[Data records]
[start]
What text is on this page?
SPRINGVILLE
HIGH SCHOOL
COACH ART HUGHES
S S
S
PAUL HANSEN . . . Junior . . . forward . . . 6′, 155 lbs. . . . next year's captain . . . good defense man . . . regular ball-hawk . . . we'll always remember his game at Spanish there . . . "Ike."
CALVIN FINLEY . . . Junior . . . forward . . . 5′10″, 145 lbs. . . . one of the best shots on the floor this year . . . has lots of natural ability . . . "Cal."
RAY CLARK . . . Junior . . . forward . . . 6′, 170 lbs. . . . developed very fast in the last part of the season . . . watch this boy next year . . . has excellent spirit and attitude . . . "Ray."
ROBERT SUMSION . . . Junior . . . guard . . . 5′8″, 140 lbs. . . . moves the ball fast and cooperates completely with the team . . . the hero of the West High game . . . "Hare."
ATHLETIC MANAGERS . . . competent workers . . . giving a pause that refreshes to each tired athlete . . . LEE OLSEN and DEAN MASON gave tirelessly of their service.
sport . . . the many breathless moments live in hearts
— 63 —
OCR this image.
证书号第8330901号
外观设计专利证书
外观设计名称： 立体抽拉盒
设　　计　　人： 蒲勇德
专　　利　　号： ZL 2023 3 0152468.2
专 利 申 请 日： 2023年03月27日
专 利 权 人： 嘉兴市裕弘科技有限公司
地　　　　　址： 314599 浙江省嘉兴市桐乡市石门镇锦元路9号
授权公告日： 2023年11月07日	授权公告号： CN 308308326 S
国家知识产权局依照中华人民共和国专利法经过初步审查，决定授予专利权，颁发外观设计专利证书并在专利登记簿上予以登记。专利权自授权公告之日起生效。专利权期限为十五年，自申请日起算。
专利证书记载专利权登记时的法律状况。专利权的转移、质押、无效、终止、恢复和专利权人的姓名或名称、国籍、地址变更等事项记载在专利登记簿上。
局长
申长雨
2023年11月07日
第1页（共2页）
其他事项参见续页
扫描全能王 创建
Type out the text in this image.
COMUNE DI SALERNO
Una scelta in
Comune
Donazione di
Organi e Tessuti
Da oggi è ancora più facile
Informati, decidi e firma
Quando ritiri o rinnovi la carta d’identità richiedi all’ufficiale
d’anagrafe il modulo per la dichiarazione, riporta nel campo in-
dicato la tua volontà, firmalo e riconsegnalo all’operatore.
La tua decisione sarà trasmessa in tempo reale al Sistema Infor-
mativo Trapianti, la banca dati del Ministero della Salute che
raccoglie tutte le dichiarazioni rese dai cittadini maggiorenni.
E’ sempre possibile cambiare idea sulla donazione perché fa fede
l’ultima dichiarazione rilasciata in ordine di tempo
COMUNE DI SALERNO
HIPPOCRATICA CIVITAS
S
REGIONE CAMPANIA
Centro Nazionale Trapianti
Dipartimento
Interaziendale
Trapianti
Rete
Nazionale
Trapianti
[end]
» PROBLEM REQUIREMENTS
Using the entries above, return each line in which the word "game" occurs.

» FINAL ANSWER
PAUL HANSEN . . . Junior . . . forward . . . 6′, 155 lbs. . . . next year's captain . . . good defense man . . . regular ball-hawk . . . we'll always remember his game at Spanish there . . . "Ike."
ROBERT SUMSION . . . Junior . . . guard . . . 5′8″, 140 lbs. . . . moves the ball fast and cooperates completely with the team . . . the hero of the West High game . . . "Hare."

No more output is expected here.